[Excerpts from a figure dataset]
+ + +
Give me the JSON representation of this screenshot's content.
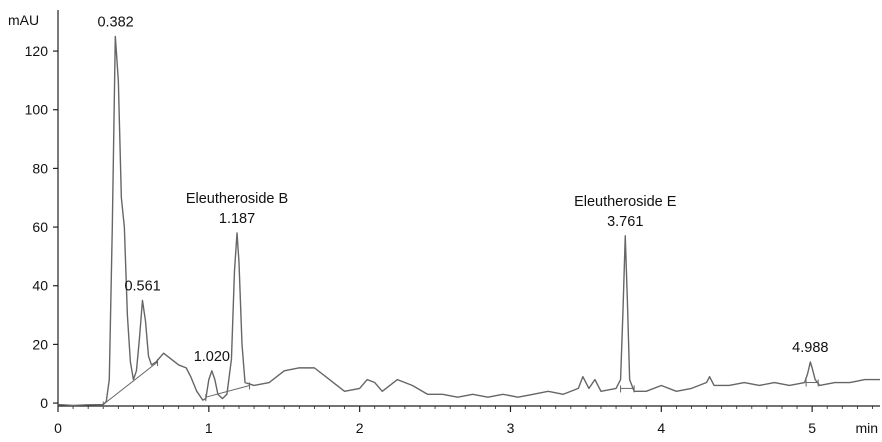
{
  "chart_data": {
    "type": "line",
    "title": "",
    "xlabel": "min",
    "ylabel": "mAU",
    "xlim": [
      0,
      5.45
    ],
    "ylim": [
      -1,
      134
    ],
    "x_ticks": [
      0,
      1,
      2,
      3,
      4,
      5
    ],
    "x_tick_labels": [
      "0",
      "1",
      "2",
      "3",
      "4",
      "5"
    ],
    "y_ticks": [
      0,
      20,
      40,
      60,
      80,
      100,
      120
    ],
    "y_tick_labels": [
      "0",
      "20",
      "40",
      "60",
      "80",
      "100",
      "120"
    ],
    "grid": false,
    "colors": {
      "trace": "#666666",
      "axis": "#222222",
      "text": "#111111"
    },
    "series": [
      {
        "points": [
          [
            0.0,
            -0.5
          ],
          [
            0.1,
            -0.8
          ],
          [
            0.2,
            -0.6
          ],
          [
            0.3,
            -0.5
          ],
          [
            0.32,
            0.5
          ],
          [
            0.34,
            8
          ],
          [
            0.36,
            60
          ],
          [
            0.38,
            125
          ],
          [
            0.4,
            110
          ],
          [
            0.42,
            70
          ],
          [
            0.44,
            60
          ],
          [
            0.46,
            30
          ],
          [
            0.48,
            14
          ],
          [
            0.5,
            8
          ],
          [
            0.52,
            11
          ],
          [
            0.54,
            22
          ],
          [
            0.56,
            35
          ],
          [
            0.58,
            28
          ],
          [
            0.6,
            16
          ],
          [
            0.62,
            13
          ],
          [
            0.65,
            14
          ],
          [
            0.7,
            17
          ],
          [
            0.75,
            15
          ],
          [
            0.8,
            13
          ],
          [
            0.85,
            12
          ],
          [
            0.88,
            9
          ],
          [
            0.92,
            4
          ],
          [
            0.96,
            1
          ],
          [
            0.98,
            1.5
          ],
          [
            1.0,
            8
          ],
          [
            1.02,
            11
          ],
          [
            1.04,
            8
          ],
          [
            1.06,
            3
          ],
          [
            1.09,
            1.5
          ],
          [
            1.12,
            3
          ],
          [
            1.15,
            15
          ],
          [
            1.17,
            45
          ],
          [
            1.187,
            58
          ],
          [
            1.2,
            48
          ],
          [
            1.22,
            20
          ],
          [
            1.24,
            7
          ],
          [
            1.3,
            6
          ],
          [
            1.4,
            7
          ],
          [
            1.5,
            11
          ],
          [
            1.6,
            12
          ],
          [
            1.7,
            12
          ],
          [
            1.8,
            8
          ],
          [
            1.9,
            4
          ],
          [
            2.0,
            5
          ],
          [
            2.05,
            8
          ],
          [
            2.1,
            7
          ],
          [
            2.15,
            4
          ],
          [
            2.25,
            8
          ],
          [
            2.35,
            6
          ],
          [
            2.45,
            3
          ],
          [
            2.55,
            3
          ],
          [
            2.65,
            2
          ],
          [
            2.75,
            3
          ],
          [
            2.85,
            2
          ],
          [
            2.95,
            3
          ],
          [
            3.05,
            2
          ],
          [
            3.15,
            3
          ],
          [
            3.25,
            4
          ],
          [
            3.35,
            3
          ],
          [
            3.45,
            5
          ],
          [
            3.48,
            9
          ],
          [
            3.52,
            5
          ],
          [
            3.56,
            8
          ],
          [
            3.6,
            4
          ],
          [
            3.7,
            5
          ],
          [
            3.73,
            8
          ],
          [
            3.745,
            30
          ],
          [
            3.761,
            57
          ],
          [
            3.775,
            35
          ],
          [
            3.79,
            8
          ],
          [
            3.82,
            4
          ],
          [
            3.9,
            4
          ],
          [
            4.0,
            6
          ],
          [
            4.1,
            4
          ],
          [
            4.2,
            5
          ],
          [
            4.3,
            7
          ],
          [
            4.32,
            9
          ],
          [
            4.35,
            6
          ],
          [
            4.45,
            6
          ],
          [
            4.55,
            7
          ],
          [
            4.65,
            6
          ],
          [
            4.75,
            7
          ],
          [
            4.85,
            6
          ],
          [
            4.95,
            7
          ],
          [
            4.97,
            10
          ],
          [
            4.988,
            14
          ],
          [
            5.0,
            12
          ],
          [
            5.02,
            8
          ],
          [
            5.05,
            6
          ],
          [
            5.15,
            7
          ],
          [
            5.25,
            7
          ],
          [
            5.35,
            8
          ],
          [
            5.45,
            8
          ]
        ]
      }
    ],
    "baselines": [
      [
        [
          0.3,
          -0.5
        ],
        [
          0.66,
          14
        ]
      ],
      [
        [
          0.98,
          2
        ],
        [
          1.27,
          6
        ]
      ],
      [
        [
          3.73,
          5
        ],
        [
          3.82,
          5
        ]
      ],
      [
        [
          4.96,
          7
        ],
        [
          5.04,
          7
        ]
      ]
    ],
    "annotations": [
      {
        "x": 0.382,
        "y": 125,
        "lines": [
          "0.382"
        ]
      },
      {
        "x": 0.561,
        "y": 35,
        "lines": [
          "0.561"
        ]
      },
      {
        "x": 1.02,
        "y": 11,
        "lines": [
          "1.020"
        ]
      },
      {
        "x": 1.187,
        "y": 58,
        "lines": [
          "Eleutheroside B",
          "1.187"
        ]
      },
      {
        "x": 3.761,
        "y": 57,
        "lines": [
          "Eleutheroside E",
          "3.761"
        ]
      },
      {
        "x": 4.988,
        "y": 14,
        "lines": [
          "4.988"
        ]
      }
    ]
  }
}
+ + +
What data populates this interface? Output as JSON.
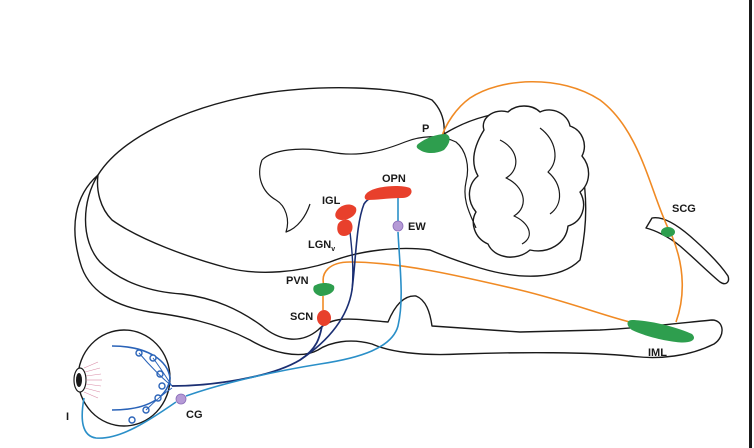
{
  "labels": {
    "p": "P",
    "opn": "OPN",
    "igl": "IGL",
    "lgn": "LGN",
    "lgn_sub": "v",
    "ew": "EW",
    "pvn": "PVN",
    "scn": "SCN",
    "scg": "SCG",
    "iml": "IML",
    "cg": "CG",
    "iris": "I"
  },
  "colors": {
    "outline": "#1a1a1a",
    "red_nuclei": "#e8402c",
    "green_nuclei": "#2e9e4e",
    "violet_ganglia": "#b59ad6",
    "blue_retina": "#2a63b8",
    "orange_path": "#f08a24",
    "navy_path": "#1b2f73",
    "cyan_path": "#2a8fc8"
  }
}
+ + +
_TASK INSTRUCTIONS:_ Give the count of lines in the listing that hold the word "this", with no other text.

_COMPLETE OUTPUT:_ 2